### Exercise description
Where a line of the listing below includes the word "text", reproduce that line.

### Input data
|---|

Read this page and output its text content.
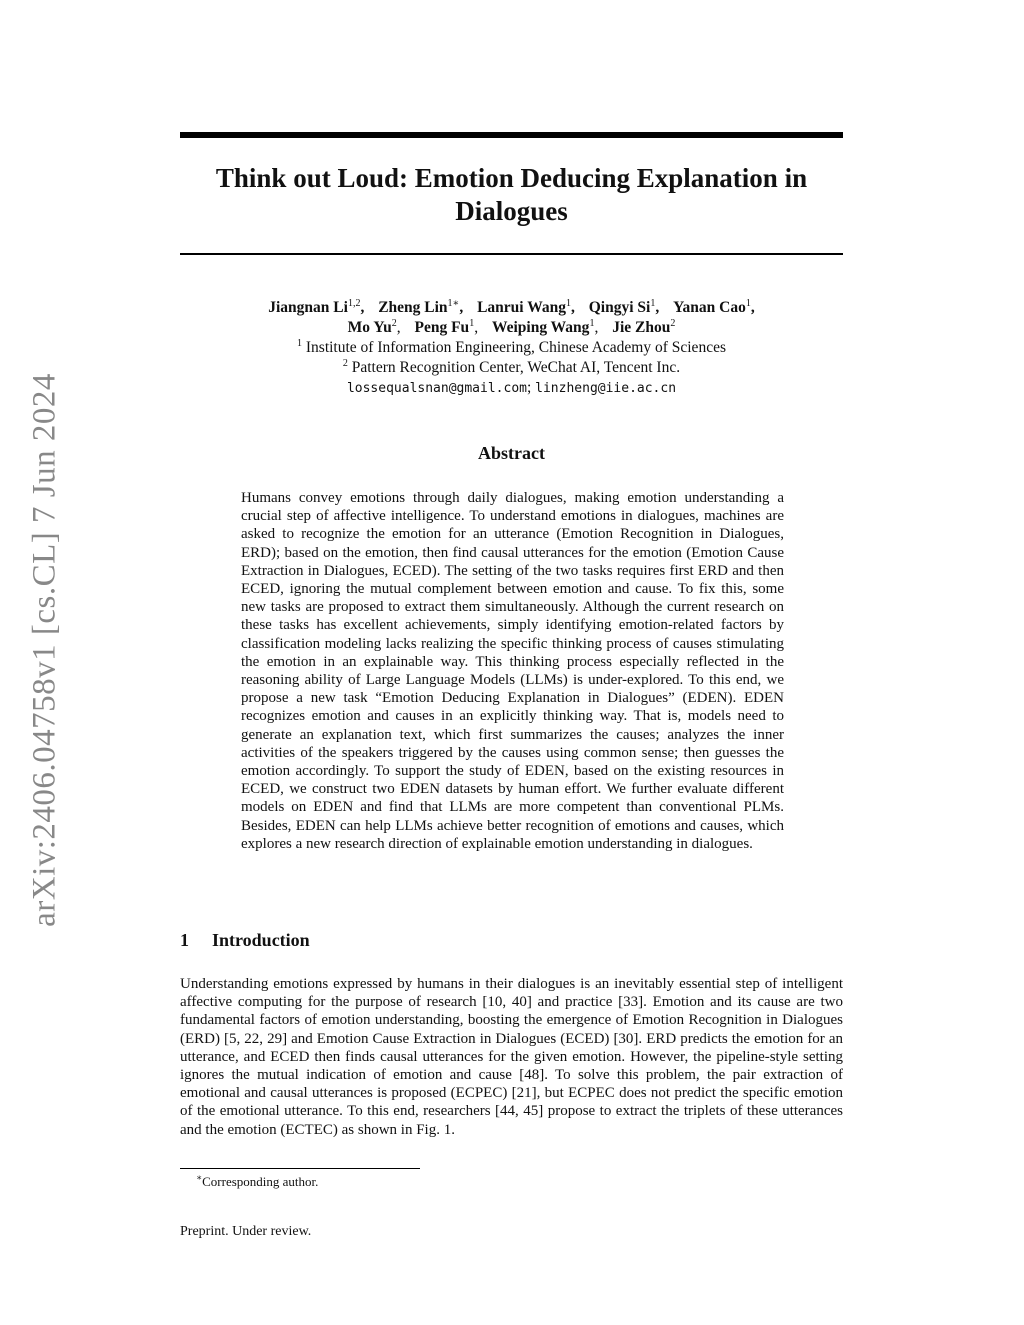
arXiv:2406.04758v1 [cs.CL] 7 Jun 2024
Think out Loud: Emotion Deducing Explanation in Dialogues
Jiangnan Li$^{1,2}$, Zheng Lin$^{1∗}$, Lanrui Wang$^1$, Qingyi Si$^1$, Yanan Cao$^1$,
Mo Yu$^2$, Peng Fu$^1$, Weiping Wang$^1$, Jie Zhou$^2$
$^1$ Institute of Information Engineering, Chinese Academy of Sciences
$^2$ Pattern Recognition Center, WeChat AI, Tencent Inc.
lossequalsnan@gmail.com; linzheng@iie.ac.cn
Abstract

Humans convey emotions through daily dialogues, making emotion understanding a crucial step of affective intelligence. To understand emotions in dialogues, machines are asked to recognize the emotion for an utterance (Emotion Recognition in Dialogues, ERD); based on the emotion, then find causal utterances for the emotion (Emotion Cause Extraction in Dialogues, ECED). The setting of the two tasks requires first ERD and then ECED, ignoring the mutual complement between emotion and cause. To fix this, some new tasks are proposed to extract them simultaneously. Although the current research on these tasks has excellent achievements, simply identifying emotion-related factors by classification modeling lacks realizing the specific thinking process of causes stimulating the emotion in an explainable way. This thinking process especially reflected in the reasoning ability of Large Language Models (LLMs) is under-explored. To this end, we propose a new task “Emotion Deducing Explanation in Dialogues” (EDEN). EDEN recognizes emotion and causes in an explicitly thinking way. That is, models need to generate an explanation text, which first summarizes the causes; analyzes the inner activities of the speakers triggered by the causes using common sense; then guesses the emotion accordingly. To support the study of EDEN, based on the existing resources in ECED, we construct two EDEN datasets by human effort. We further evaluate different models on EDEN and find that LLMs are more competent than conventional PLMs. Besides, EDEN can help LLMs achieve better recognition of emotions and causes, which explores a new research direction of explainable emotion understanding in dialogues.

1 Introduction

Understanding emotions expressed by humans in their dialogues is an inevitably essential step of intelligent affective computing for the purpose of research [10, 40] and practice [33]. Emotion and its cause are two fundamental factors of emotion understanding, boosting the emergence of Emotion Recognition in Dialogues (ERD) [5, 22, 29] and Emotion Cause Extraction in Dialogues (ECED) [30]. ERD predicts the emotion for an utterance, and ECED then finds causal utterances for the given emotion. However, the pipeline-style setting ignores the mutual indication of emotion and cause [48]. To solve this problem, the pair extraction of emotional and causal utterances is proposed (ECPEC) [21], but ECPEC does not predict the specific emotion of the emotional utterance. To this end, researchers [44, 45] propose to extract the triplets of these utterances and the emotion (ECTEC) as shown in Fig. 1.

∗Corresponding author.

Preprint. Under review.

|---|

### Task response
Read this page and output its text content.
Humans convey emotions through daily dialogues, making emotion understanding a crucial step of affective intelligence. To understand emotions in dialogues, machines are asked to recognize the emotion for an utterance (Emotion Recognition in Dialogues, ERD); based on the emotion, then find causal utterances for the emotion (Emotion Cause Extraction in Dialogues, ECED). The setting of the two tasks requires first ERD and then ECED, ignoring the mutual complement between emotion and cause. To fix this, some new tasks are proposed to extract them simultaneously. Although the current research on these tasks has excellent achievements, simply identifying emotion-related factors by classification modeling lacks realizing the specific thinking process of causes stimulating the emotion in an explainable way. This thinking process especially reflected in the reasoning ability of Large Language Models (LLMs) is under-explored. To this end, we propose a new task “Emotion Deducing Explanation in Dialogues” (EDEN). EDEN recognizes emotion and causes in an explicitly thinking way. That is, models need to generate an explanation text, which first summarizes the causes; analyzes the inner activities of the speakers triggered by the causes using common sense; then guesses the emotion accordingly. To support the study of EDEN, based on the existing resources in ECED, we construct two EDEN datasets by human effort. We further evaluate different models on EDEN and find that LLMs are more competent than conventional PLMs. Besides, EDEN can help LLMs achieve better recognition of emotions and causes, which explores a new research direction of explainable emotion understanding in dialogues.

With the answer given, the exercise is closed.